LISTED ENTRIES:
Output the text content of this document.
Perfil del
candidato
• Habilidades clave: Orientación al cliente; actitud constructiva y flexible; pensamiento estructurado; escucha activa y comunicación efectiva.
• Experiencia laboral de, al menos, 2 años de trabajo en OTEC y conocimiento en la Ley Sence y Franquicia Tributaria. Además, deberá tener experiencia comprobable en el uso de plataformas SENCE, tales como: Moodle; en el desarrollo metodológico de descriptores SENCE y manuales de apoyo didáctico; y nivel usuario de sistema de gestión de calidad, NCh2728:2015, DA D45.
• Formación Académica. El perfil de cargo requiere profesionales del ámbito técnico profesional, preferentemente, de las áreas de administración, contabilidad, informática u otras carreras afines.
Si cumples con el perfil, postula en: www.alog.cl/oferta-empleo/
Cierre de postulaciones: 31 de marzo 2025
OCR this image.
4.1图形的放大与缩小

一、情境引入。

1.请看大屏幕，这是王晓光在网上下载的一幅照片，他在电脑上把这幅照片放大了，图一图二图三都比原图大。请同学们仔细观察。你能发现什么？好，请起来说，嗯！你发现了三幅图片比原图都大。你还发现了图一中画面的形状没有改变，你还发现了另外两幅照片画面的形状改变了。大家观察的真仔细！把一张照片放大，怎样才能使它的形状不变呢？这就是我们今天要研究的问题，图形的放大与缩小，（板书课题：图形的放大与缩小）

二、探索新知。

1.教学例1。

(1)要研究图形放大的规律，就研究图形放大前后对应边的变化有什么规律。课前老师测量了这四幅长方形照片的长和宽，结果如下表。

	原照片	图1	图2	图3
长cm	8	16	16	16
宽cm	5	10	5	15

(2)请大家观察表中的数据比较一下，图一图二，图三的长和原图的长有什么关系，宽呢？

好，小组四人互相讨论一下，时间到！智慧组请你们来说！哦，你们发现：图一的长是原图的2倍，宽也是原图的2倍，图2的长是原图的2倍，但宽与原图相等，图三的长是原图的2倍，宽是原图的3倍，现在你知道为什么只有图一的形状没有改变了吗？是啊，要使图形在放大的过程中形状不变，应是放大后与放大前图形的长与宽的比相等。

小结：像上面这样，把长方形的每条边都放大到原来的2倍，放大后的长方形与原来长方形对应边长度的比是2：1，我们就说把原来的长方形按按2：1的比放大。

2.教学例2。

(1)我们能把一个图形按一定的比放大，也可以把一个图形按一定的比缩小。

...

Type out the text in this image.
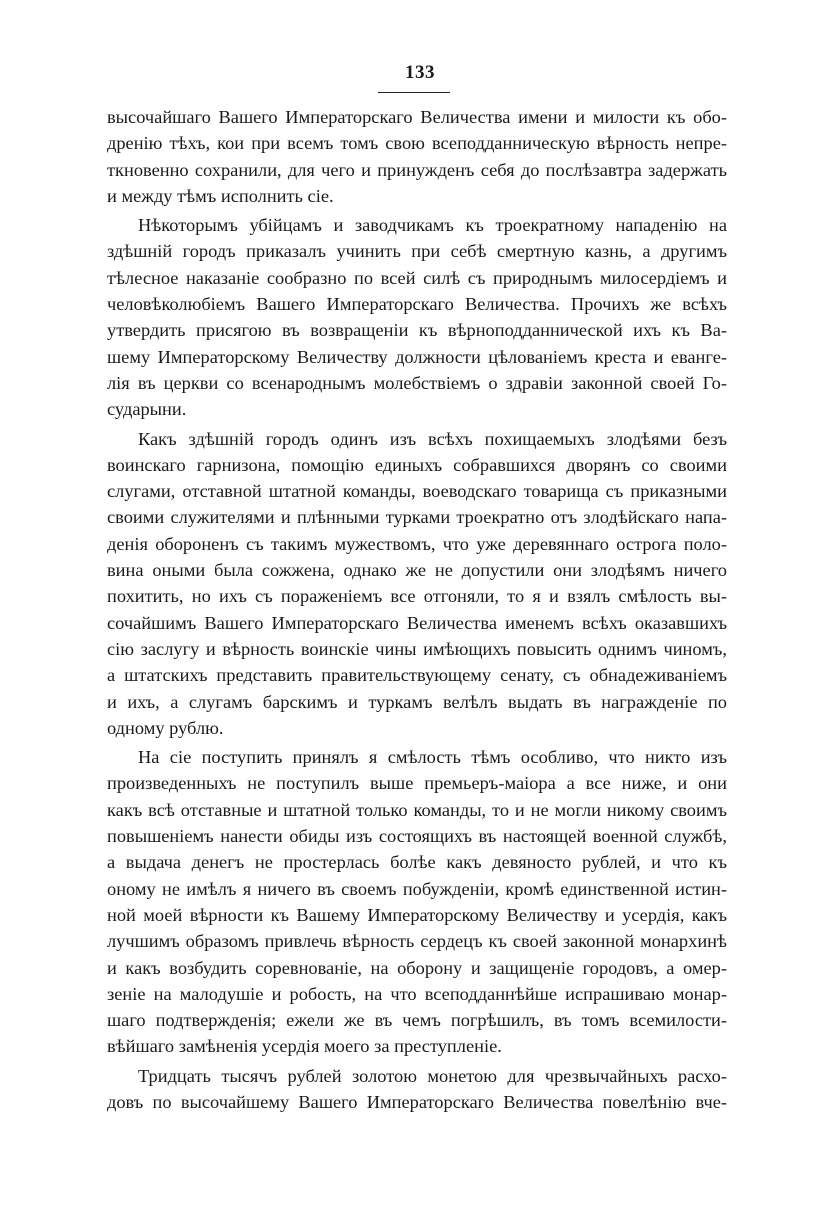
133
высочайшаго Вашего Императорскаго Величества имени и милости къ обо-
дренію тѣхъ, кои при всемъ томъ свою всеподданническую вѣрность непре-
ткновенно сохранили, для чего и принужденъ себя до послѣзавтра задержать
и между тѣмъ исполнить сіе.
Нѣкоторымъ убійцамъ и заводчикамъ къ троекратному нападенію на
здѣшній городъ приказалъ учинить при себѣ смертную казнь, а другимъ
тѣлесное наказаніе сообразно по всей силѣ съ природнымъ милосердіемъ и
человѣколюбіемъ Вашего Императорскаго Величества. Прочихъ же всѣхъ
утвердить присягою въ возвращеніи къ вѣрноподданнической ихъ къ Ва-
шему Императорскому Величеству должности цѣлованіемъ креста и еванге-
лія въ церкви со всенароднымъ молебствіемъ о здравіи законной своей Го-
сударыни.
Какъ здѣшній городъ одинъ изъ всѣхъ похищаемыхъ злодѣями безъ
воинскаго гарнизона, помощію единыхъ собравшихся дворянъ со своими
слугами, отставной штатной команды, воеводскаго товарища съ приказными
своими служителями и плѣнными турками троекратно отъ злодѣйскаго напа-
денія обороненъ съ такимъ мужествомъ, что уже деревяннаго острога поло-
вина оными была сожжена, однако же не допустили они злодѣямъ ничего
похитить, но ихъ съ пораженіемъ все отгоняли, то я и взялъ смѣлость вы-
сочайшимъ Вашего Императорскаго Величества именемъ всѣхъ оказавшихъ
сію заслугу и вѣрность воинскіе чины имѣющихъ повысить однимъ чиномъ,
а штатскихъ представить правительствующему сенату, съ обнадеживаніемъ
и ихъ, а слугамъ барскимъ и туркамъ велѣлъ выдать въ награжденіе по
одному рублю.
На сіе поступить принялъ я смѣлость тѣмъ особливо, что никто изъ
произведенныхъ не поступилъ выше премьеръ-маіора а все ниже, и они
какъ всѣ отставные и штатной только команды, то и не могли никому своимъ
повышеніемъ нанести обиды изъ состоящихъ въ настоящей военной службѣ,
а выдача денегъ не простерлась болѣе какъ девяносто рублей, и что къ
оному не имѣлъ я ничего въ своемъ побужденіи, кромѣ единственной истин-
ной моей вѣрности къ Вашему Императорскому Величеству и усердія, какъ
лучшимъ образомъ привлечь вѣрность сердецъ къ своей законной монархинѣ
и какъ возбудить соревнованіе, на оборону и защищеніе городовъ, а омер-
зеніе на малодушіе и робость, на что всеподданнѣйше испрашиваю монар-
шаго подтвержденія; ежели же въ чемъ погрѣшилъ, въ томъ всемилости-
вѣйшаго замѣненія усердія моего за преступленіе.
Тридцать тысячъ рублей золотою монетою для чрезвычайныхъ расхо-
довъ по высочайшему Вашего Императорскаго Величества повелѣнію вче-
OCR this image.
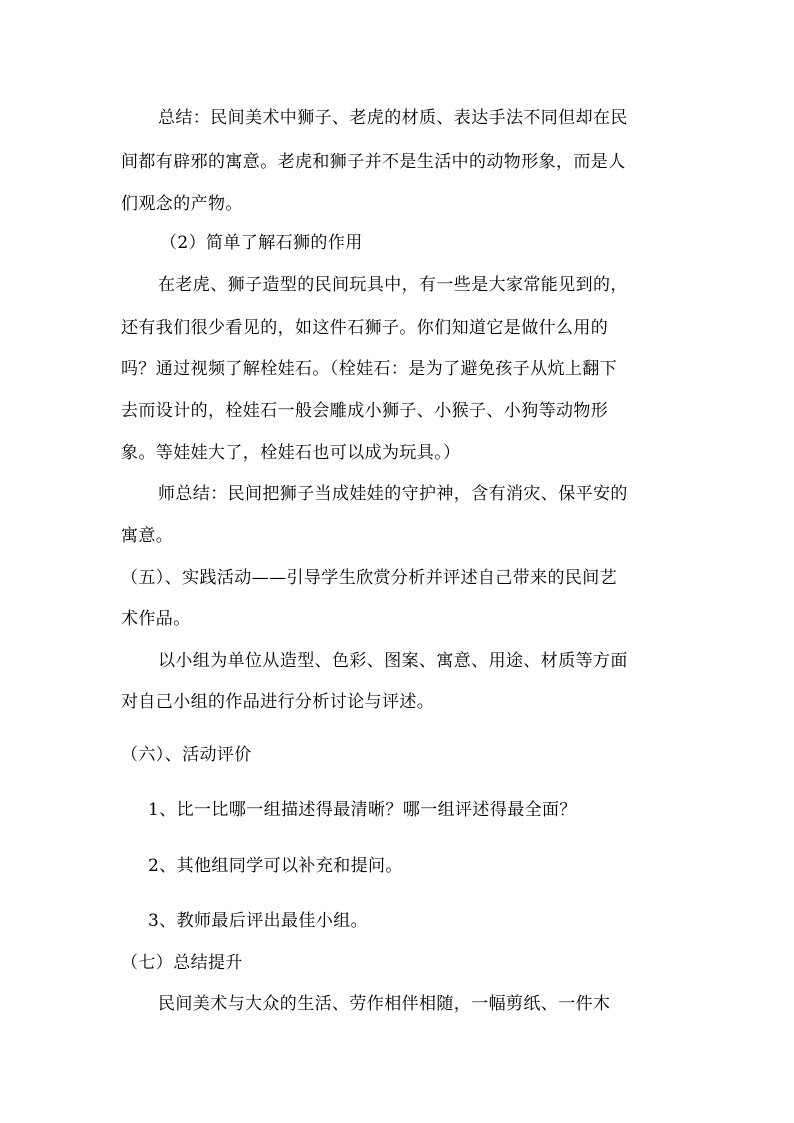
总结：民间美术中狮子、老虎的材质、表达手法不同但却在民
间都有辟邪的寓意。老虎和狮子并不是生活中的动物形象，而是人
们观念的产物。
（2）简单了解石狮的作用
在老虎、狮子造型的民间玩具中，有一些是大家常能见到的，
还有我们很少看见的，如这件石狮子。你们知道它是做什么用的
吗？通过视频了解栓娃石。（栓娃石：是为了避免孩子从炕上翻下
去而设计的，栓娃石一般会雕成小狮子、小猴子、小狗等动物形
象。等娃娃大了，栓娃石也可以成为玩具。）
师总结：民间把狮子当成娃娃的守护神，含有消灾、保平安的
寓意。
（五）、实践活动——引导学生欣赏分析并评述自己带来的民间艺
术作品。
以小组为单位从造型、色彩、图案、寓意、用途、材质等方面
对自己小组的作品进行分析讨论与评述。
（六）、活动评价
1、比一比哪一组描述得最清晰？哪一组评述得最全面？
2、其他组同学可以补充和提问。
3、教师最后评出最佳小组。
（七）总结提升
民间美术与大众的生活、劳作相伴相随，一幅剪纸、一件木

EXERCISE INSTRUCTIONS:
Filter the entries down to the lines containing "Вашего". Copy each of those lines.

EXERCISE OUTPUT:
высочайшаго Вашего Императорскаго Величества имени и милости къ обо-
человѣколюбіемъ Вашего Императорскаго Величества. Прочихъ же всѣхъ
сочайшимъ Вашего Императорскаго Величества именемъ всѣхъ оказавшихъ
довъ по высочайшему Вашего Императорскаго Величества повелѣнію вче-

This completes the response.